• _Task requirements_
**1.** From the error detection course notes, output the part that opens with the words containing "3. Some systems" and closes with "of an error.", copied character for character.
**2.** Answer these questions using the error detection course notes below:
(a) What does a burst error change?
(b) By which two means do some systems fix transmission errors?
(c) Which three topics are listed under Data Link Layer?
**3.** According to the error detection course notes, why is error detection needed? Explain in one to three sentences.

CSIS 625 Week 5

Error Detection & Correction

Copyright 2001 and 2002 – Daniel R. Oelke

For use by students of CSIS 625 for purposes of this class only.

  1. Overview
    1. Error Control
      1. Error Detection
      2. Error Correction
    2. Data Link Layer
      1. Line Discipline
      2. Flow Control
      3. Error Control
    3. Byte Oriented Link Control
    4. Bit Oriented Link Control
      1. HDLC
  2. Error Detection
    1. Errors always occur during transmission
      1. Point of Error Detection is to detect these errors so we can correct them.
      2. Some systems fix these errors by re-transmission.
      3. Some systems fix these errors using Forward Error Correction (FEC)
    2. Vocabulary
      1. Bit Error - an error that changes only one bit
      2. Burst Error - an error that changes several adjacent bits.
      3. Coding Violations - When the line coding mechanism tells us of an error.
        1. Need to use something like Bipolar-AMI, 8b10b, etc.

• _Information supplied_
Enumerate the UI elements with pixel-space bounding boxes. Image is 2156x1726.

• _Results in order_
**1.**
3. Some systems fix these errors using Forward Error Correction (FEC)
    2. Vocabulary
      1. Bit Error - an error that changes only one bit
      2. Burst Error - an error that changes several adjacent bits.
      3. Coding Violations - When the line coding mechanism tells us of an error.

**2.**
(a) Several adjacent bits.
(b) Re-transmission and Forward Error Correction (FEC).
(c) Line Discipline, Flow Control, and Error Control.

**3.** Errors always occur during transmission. Error detection finds these errors so they can be corrected, either by re-transmission or by Forward Error Correction.